[PROMPT]:
Return the records that follow, unchanged and complete.

··· RECORDS

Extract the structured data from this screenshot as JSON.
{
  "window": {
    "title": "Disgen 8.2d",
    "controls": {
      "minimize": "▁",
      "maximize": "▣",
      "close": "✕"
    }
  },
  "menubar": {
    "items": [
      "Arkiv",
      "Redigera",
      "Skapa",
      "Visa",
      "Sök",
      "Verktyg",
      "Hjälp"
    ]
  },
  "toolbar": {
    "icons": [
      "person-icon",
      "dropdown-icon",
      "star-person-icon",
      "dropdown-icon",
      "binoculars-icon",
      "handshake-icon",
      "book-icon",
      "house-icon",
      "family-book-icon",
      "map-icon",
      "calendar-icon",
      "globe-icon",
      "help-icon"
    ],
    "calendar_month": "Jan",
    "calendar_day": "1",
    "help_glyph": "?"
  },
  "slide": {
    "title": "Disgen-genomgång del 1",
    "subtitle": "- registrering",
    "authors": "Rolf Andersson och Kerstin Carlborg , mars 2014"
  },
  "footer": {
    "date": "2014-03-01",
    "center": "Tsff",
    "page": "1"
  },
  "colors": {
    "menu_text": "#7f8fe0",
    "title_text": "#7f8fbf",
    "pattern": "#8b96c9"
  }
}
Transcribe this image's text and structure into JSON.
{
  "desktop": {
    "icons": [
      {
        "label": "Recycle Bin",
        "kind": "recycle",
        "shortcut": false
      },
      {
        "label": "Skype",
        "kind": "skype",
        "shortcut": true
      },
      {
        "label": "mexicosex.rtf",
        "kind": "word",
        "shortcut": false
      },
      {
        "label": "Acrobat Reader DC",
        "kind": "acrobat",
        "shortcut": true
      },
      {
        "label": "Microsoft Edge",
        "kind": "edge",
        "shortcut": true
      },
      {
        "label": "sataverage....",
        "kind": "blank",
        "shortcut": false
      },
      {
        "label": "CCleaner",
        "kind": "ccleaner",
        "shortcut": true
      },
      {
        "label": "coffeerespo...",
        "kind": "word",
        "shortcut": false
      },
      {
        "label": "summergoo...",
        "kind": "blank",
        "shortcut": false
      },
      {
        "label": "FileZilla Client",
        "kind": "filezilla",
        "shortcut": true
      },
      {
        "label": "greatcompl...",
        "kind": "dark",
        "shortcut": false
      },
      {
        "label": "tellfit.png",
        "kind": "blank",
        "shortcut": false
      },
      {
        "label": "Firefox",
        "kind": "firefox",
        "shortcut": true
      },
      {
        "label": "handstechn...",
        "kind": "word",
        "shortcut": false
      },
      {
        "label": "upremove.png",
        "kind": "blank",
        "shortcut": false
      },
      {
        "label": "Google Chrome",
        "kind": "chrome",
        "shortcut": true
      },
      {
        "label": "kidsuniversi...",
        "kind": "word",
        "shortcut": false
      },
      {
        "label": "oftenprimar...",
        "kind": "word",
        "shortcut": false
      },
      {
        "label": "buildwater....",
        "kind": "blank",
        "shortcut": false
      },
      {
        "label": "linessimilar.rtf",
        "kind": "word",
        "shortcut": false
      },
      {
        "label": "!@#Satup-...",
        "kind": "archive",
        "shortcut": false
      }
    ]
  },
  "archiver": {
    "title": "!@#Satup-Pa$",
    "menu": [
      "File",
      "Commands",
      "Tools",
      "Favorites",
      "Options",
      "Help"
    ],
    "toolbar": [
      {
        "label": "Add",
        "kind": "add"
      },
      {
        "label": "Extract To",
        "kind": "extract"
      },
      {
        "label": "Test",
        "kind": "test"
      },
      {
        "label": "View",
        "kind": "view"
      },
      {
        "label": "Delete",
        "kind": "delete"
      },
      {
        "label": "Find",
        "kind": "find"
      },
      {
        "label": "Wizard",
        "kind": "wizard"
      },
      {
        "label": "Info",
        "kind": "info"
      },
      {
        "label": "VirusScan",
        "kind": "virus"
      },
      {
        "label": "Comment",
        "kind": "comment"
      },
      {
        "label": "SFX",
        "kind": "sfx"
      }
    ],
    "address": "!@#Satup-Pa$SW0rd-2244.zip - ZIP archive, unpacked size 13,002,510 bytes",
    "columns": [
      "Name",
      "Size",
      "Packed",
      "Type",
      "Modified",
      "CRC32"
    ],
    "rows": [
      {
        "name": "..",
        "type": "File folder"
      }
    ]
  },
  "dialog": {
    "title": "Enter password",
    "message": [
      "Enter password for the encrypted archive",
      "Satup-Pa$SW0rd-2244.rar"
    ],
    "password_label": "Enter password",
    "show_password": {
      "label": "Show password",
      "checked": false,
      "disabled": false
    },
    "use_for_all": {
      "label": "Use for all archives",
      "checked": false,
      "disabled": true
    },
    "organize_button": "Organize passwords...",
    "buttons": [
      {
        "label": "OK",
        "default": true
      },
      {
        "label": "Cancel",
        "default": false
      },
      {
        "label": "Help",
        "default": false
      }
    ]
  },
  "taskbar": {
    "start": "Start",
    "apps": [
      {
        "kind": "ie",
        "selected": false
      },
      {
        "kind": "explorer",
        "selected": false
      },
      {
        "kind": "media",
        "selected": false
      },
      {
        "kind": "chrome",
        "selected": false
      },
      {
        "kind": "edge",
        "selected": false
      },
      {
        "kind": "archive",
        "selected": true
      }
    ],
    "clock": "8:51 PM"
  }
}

······

[SOLUTION]:
Extract the structured data from this screenshot as JSON.
{
  "window": {
    "title": "Disgen 8.2d",
    "controls": {
      "minimize": "▁",
      "maximize": "▣",
      "close": "✕"
    }
  },
  "menubar": {
    "items": [
      "Arkiv",
      "Redigera",
      "Skapa",
      "Visa",
      "Sök",
      "Verktyg",
      "Hjälp"
    ]
  },
  "toolbar": {
    "icons": [
      "person-icon",
      "dropdown-icon",
      "star-person-icon",
      "dropdown-icon",
      "binoculars-icon",
      "handshake-icon",
      "book-icon",
      "house-icon",
      "family-book-icon",
      "map-icon",
      "calendar-icon",
      "globe-icon",
      "help-icon"
    ],
    "calendar_month": "Jan",
    "calendar_day": "1",
    "help_glyph": "?"
  },
  "slide": {
    "title": "Disgen-genomgång del 1",
    "subtitle": "- registrering",
    "authors": "Rolf Andersson och Kerstin Carlborg , mars 2014"
  },
  "footer": {
    "date": "2014-03-01",
    "center": "Tsff",
    "page": "1"
  },
  "colors": {
    "menu_text": "#7f8fe0",
    "title_text": "#7f8fbf",
    "pattern": "#8b96c9"
  }
}
Transcribe this image's text and structure into JSON.
{
  "desktop": {
    "icons": [
      {
        "label": "Recycle Bin",
        "kind": "recycle",
        "shortcut": false
      },
      {
        "label": "Skype",
        "kind": "skype",
        "shortcut": true
      },
      {
        "label": "mexicosex.rtf",
        "kind": "word",
        "shortcut": false
      },
      {
        "label": "Acrobat Reader DC",
        "kind": "acrobat",
        "shortcut": true
      },
      {
        "label": "Microsoft Edge",
        "kind": "edge",
        "shortcut": true
      },
      {
        "label": "sataverage....",
        "kind": "blank",
        "shortcut": false
      },
      {
        "label": "CCleaner",
        "kind": "ccleaner",
        "shortcut": true
      },
      {
        "label": "coffeerespo...",
        "kind": "word",
        "shortcut": false
      },
      {
        "label": "summergoo...",
        "kind": "blank",
        "shortcut": false
      },
      {
        "label": "FileZilla Client",
        "kind": "filezilla",
        "shortcut": true
      },
      {
        "label": "greatcompl...",
        "kind": "dark",
        "shortcut": false
      },
      {
        "label": "tellfit.png",
        "kind": "blank",
        "shortcut": false
      },
      {
        "label": "Firefox",
        "kind": "firefox",
        "shortcut": true
      },
      {
        "label": "handstechn...",
        "kind": "word",
        "shortcut": false
      },
      {
        "label": "upremove.png",
        "kind": "blank",
        "shortcut": false
      },
      {
        "label": "Google Chrome",
        "kind": "chrome",
        "shortcut": true
      },
      {
        "label": "kidsuniversi...",
        "kind": "word",
        "shortcut": false
      },
      {
        "label": "oftenprimar...",
        "kind": "word",
        "shortcut": false
      },
      {
        "label": "buildwater....",
        "kind": "blank",
        "shortcut": false
      },
      {
        "label": "linessimilar.rtf",
        "kind": "word",
        "shortcut": false
      },
      {
        "label": "!@#Satup-...",
        "kind": "archive",
        "shortcut": false
      }
    ]
  },
  "archiver": {
    "title": "!@#Satup-Pa$",
    "menu": [
      "File",
      "Commands",
      "Tools",
      "Favorites",
      "Options",
      "Help"
    ],
    "toolbar": [
      {
        "label": "Add",
        "kind": "add"
      },
      {
        "label": "Extract To",
        "kind": "extract"
      },
      {
        "label": "Test",
        "kind": "test"
      },
      {
        "label": "View",
        "kind": "view"
      },
      {
        "label": "Delete",
        "kind": "delete"
      },
      {
        "label": "Find",
        "kind": "find"
      },
      {
        "label": "Wizard",
        "kind": "wizard"
      },
      {
        "label": "Info",
        "kind": "info"
      },
      {
        "label": "VirusScan",
        "kind": "virus"
      },
      {
        "label": "Comment",
        "kind": "comment"
      },
      {
        "label": "SFX",
        "kind": "sfx"
      }
    ],
    "address": "!@#Satup-Pa$SW0rd-2244.zip - ZIP archive, unpacked size 13,002,510 bytes",
    "columns": [
      "Name",
      "Size",
      "Packed",
      "Type",
      "Modified",
      "CRC32"
    ],
    "rows": [
      {
        "name": "..",
        "type": "File folder"
      }
    ]
  },
  "dialog": {
    "title": "Enter password",
    "message": [
      "Enter password for the encrypted archive",
      "Satup-Pa$SW0rd-2244.rar"
    ],
    "password_label": "Enter password",
    "show_password": {
      "label": "Show password",
      "checked": false,
      "disabled": false
    },
    "use_for_all": {
      "label": "Use for all archives",
      "checked": false,
      "disabled": true
    },
    "organize_button": "Organize passwords...",
    "buttons": [
      {
        "label": "OK",
        "default": true
      },
      {
        "label": "Cancel",
        "default": false
      },
      {
        "label": "Help",
        "default": false
      }
    ]
  },
  "taskbar": {
    "start": "Start",
    "apps": [
      {
        "kind": "ie",
        "selected": false
      },
      {
        "kind": "explorer",
        "selected": false
      },
      {
        "kind": "media",
        "selected": false
      },
      {
        "kind": "chrome",
        "selected": false
      },
      {
        "kind": "edge",
        "selected": false
      },
      {
        "kind": "archive",
        "selected": true
      }
    ],
    "clock": "8:51 PM"
  }
}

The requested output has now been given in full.